> RECORDS TO USE
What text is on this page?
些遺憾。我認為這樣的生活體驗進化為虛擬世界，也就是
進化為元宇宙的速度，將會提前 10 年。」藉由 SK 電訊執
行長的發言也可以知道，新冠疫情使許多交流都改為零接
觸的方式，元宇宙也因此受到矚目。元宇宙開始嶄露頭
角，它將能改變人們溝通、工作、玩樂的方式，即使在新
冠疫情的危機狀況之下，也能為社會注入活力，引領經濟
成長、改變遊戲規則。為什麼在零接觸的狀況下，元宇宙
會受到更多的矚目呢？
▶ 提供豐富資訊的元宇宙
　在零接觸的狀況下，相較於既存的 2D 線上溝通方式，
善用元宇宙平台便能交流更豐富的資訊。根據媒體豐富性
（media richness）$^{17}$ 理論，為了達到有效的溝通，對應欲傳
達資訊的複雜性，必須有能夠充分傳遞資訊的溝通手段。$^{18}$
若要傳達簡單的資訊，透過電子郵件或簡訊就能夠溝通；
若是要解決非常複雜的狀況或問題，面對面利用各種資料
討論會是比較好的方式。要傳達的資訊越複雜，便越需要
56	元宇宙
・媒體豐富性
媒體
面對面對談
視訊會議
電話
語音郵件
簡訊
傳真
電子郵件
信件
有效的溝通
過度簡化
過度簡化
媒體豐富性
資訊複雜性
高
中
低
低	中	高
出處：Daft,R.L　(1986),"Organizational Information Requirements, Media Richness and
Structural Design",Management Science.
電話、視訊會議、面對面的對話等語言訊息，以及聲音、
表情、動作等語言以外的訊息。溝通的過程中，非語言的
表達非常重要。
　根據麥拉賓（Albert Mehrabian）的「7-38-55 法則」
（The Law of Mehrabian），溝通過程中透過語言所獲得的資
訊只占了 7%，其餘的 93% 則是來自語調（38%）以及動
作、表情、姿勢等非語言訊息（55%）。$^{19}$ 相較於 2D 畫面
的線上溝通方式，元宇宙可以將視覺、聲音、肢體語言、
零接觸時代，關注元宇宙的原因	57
...
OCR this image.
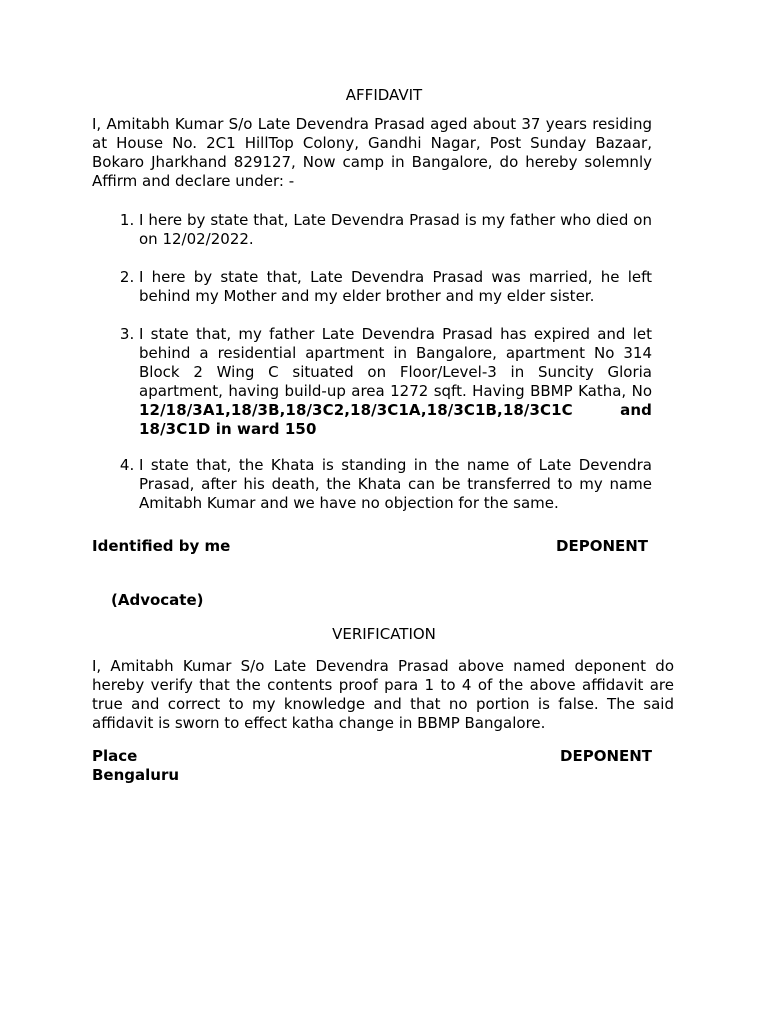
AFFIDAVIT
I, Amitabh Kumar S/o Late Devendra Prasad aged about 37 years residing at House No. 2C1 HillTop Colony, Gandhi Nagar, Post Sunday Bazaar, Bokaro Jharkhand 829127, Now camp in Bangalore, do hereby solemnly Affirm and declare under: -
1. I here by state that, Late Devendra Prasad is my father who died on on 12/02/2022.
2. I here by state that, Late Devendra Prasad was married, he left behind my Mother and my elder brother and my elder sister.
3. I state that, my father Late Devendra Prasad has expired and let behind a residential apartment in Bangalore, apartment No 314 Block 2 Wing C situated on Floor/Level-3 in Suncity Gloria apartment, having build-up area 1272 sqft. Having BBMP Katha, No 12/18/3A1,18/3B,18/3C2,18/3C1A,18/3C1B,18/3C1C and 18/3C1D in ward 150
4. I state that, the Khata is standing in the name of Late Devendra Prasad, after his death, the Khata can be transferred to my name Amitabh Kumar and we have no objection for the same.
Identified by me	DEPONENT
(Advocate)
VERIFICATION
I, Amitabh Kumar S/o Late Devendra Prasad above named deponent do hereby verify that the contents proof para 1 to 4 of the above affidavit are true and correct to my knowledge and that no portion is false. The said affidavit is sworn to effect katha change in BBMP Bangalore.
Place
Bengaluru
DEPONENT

> WHAT NEEDS TO BE DONE
Copy each line of the records above that carries the word "this".

> WRITTEN SOLUTION
What text is on this page?
OCR this image.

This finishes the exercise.